::: MATERIAL PROVIDED

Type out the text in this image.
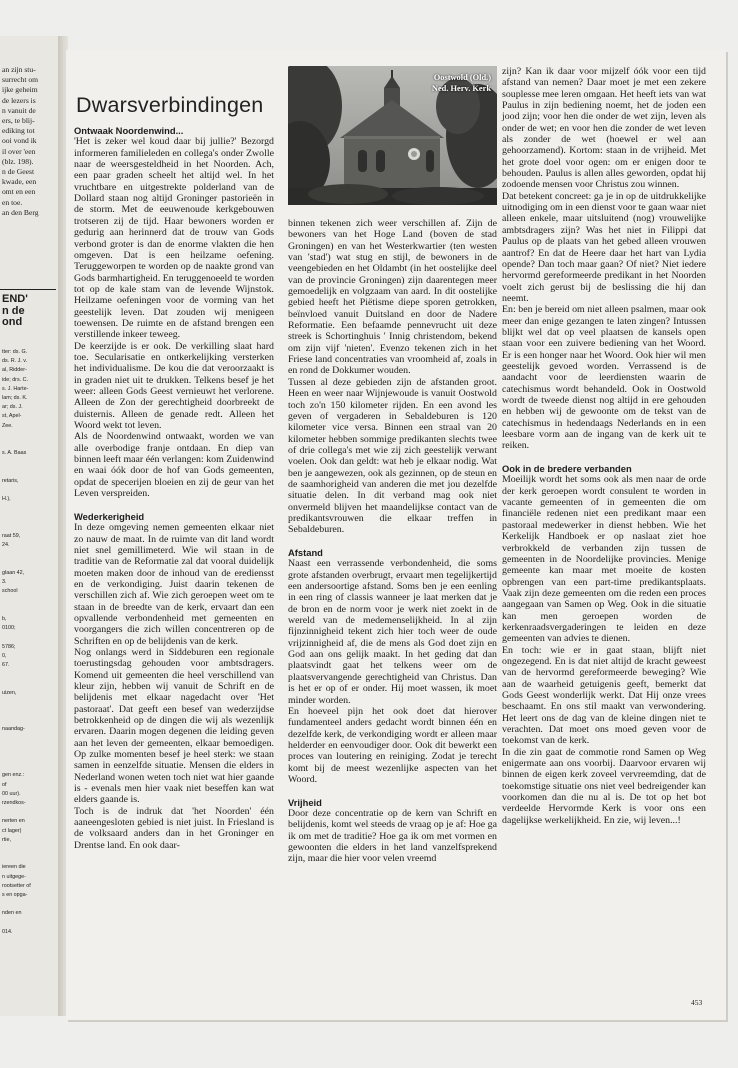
an zijn stu-
surrecht om
ijke geheim
de lezers is
n vanuit de
ers, te blij-
ediking tot
ooi vond ik
il over 'een
(blz. 198).
n de Geest
kwade, een
omt en een
en toe.
an den Berg
END'
n de
ond
tter: ds. G.
ds. R. J. v.
al, Ridder-
ide; drs. C.
s. J. Harte-
lam; ds. K.
ar; ds. J.
st, Apel-
Zee.

s. A. Baas

retaris,

H.),

raat 59,
24.

glaan 42,
3.
school

b,
0100;

5786;
0,
67.

uizen,

naandag-

gen enz.:
of
00 uur).
rzendkos-

nerten en
ct lager)
rtie,

iereen die
n uitgege-
rootsetter of
s en opga-

nden en

014.
Dwarsverbindingen
Oostwold (Old.)
Ned. Herv. Kerk
Ontwaak Noordenwind...

'Het is zeker wel koud daar bij jullie?' Bezorgd informeren familieleden en collega's onder Zwolle naar de weersgesteldheid in het Noorden. Ach, een paar graden scheelt het altijd wel. In het vruchtbare en uitgestrekte polderland van de Dollard staan nog altijd Groninger pastorieën in de storm. Met de eeuwenoude kerkgebouwen trotseren zij de tijd. Haar bewoners worden er gedurig aan herinnerd dat de trouw van Gods verbond groter is dan de enorme vlakten die hen omgeven. Dat is een heilzame oefening. Teruggeworpen te worden op de naakte grond van Gods barmhartigheid. En teruggenoeeld te worden tot op de kale stam van de levende Wijnstok. Heilzame oefeningen voor de vorming van het geestelijk leven. Dat zouden wij menigeen toewensen. De ruimte en de afstand brengen een verstillende inkeer teweeg.

De keerzijde is er ook. De verkilling slaat hard toe. Secularisatie en ontkerkelijking versterken het individualisme. De kou die dat veroorzaakt is in graden niet uit te drukken. Telkens besef je het weer: alleen Gods Geest vernieuwt het verlorene. Alleen de Zon der gerechtigheid doorbreekt de duisternis. Alleen de genade redt. Alleen het Woord wekt tot leven.

Als de Noordenwind ontwaakt, worden we van alle overbodige franje ontdaan. En diep van binnen leeft maar één verlangen: kom Zuidenwind en waai óók door de hof van Gods gemeenten, opdat de specerijen bloeien en zij de geur van het Leven verspreiden.

Wederkerigheid

In deze omgeving nemen gemeenten elkaar niet zo nauw de maat. In de ruimte van dit land wordt niet snel gemillimeterd. Wie wil staan in de traditie van de Reformatie zal dat vooral duidelijk moeten maken door de inhoud van de erediensst en de verkondiging. Juist daarin tekenen de verschillen zich af. Wie zich geroepen weet om te staan in de breedte van de kerk, ervaart dan een opvallende verbondenheid met gemeenten en voorgangers die zich willen concentreren op de Schriften en op de belijdenis van de kerk.

Nog onlangs werd in Siddeburen een regionale toerustingsdag gehouden voor ambtsdragers. Komend uit gemeenten die heel verschillend van kleur zijn, hebben wij vanuit de Schrift en de belijdenis met elkaar nagedacht over 'Het pastoraat'. Dat geeft een besef van wederzijdse betrokkenheid op de dingen die wij als wezenlijk ervaren. Daarin mogen degenen die leiding geven aan het leven der gemeenten, elkaar bemoedigen. Op zulke momenten besef je heel sterk: we staan samen in eenzelfde situatie. Mensen die elders in Nederland wonen weten toch niet wat hier gaande is - evenals men hier vaak niet beseffen kan wat elders gaande is.

Toch is de indruk dat 'het Noorden' één aaneengesloten gebied is niet juist. In Friesland is de volksaard anders dan in het Groninger en Drentse land. En ook daar-

binnen tekenen zich weer verschillen af. Zijn de bewoners van het Hoge Land (boven de stad Groningen) en van het Westerkwartier (ten westen van 'stad') wat stug en stijl, de bewoners in de veengebieden en het Oldambt (in het oostelijke deel van de provincie Groningen) zijn daarentegen meer gemoedelijk en volgzaam van aard. In dit oostelijke gebied heeft het Piëtisme diepe sporen getrokken, beïnvloed vanuit Duitsland en door de Nadere Reformatie. Een befaamde pennevrucht uit deze streek is Schortinghuis ' Innig christendom, bekend om zijn vijf 'nieten'. Evenzo tekenen zich in het Friese land concentraties van vroomheid af, zoals in en rond de Dokkumer wouden.

Tussen al deze gebieden zijn de afstanden groot. Heen en weer naar Wijnjewoude is vanuit Oostwold toch zo'n 150 kilometer rijden. En een avond les geven of vergaderen in Sebaldeburen is 120 kilometer vice versa. Binnen een straal van 20 kilometer hebben sommige predikanten slechts twee of drie collega's met wie zij zich geestelijk verwant voelen. Ook dan geldt: wat heb je elkaar nodig. Wat ben je aangewezen, ook als gezinnen, op de steun en de saamhorigheid van anderen die met jou dezelfde situatie delen. In dit verband mag ook niet onvermeld blijven het maandelijkse contact van de predikantsvrouwen die elkaar treffen in Sebaldeburen.

Afstand

Naast een verrassende verbondenheid, die soms grote afstanden overbrugt, ervaart men tegelijkertijd een andersoortige afstand. Soms ben je een eenling in een ring of classis wanneer je laat merken dat je de bron en de norm voor je werk niet zoekt in de wereld van de medemenselijkheid. In al zijn fijnzinnigheid tekent zich hier toch weer de oude vrijzinnigheid af, die de mens als God doet zijn en God aan ons gelijk maakt. In het geding dat dan plaatsvindt gaat het telkens weer om de plaatsvervangende gerechtigheid van Christus. Dan is het er op of er onder. Hij moet wassen, ik moet minder worden.

En hoeveel pijn het ook doet dat hierover fundamenteel anders gedacht wordt binnen één en dezelfde kerk, de verkondiging wordt er alleen maar helderder en eenvoudiger door. Ook dit bewerkt een proces van loutering en reiniging. Zodat je terecht komt bij de meest wezenlijke aspecten van het Woord.

Vrijheid

Door deze concentratie op de kern van Schrift en belijdenis, komt wel steeds de vraag op je af: Hoe ga ik om met de traditie? Hoe ga ik om met vormen en gewoonten die elders in het land vanzelfsprekend zijn, maar die hier voor velen vreemd

zijn? Kan ik daar voor mijzelf óók voor een tijd afstand van nemen? Daar moet je met een zekere souplesse mee leren omgaan. Het heeft iets van wat Paulus in zijn bediening noemt, het de joden een jood zijn; voor hen die onder de wet zijn, leven als onder de wet; en voor hen die zonder de wet leven als zonder de wet (hoewel er wel aan gehoorzamend). Kortom: staan in de vrijheid. Met het grote doel voor ogen: om er enigen door te behouden. Paulus is allen alles geworden, opdat hij zodoende mensen voor Christus zou winnen.

Dat betekent concreet: ga je in op de uitdrukkelijke uitnodiging om in een dienst voor te gaan waar niet alleen enkele, maar uitsluitend (nog) vrouwelijke ambtsdragers zijn? Was het niet in Filippi dat Paulus op de plaats van het gebed alleen vrouwen aantrof? En dat de Heere daar het hart van Lydia opende? Dan toch maar gaan? Of niet? Niet iedere hervormd gereformeerde predikant in het Noorden voelt zich gerust bij de beslissing die hij dan neemt.

En: ben je bereid om niet alleen psalmen, maar ook meer dan enige gezangen te laten zingen? Intussen blijkt wel dat op veel plaatsen de kansels open staan voor een zuivere bediening van het Woord. Er is een honger naar het Woord. Ook hier wil men geestelijk gevoed worden. Verrassend is de aandacht voor de leerdiensten waarin de catechismus wordt behandeld. Ook in Oostwold wordt de tweede dienst nog altijd in ere gehouden en hebben wij de gewoonte om de tekst van de catechismus in hedendaags Nederlands en in een leesbare vorm aan de ingang van de kerk uit te reiken.

Ook in de bredere verbanden

Moeilijk wordt het soms ook als men naar de orde der kerk geroepen wordt consulent te worden in vacante gemeenten of in gemeenten die om financiële redenen niet een predikant maar een pastoraal medewerker in dienst hebben. Wie het Kerkelijk Handboek er op naslaat ziet hoe verbrokkeld de verbanden zijn tussen de gemeenten in de Noordelijke provincies. Menige gemeente kan maar met moeite de kosten opbrengen van een part-time predikantsplaats. Vaak zijn deze gemeenten om die reden een proces aangegaan van Samen op Weg. Ook in die situatie kan men geroepen worden de kerkenraadsvergaderingen te leiden en deze gemeenten van advies te dienen.

En toch: wie er in gaat staan, blijft niet ongezegend. En is dat niet altijd de kracht geweest van de hervormd gereformeerde beweging? Wie aan de waarheid getuigenis geeft, bemerkt dat Gods Geest wonderlijk werkt. Dat Hij onze vrees beschaamt. En ons stil maakt van verwondering. Het leert ons de dag van de kleine dingen niet te verachten. Dat moet ons moed geven voor de toekomst van de kerk.

In die zin gaat de commotie rond Samen op Weg enigermate aan ons voorbij. Daarvoor ervaren wij binnen de eigen kerk zoveel vervreemding, dat de toekomstige situatie ons niet veel bedreigender kan voorkomen dan die nu al is. De tot op het bot verdeelde Hervormde Kerk is voor ons een dagelijkse werkelijkheid. En zie, wij leven...!

453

::::::

TASK PROMPT:
State, as a number only, how many lines in the entries include "tekenen".

RESULT:
2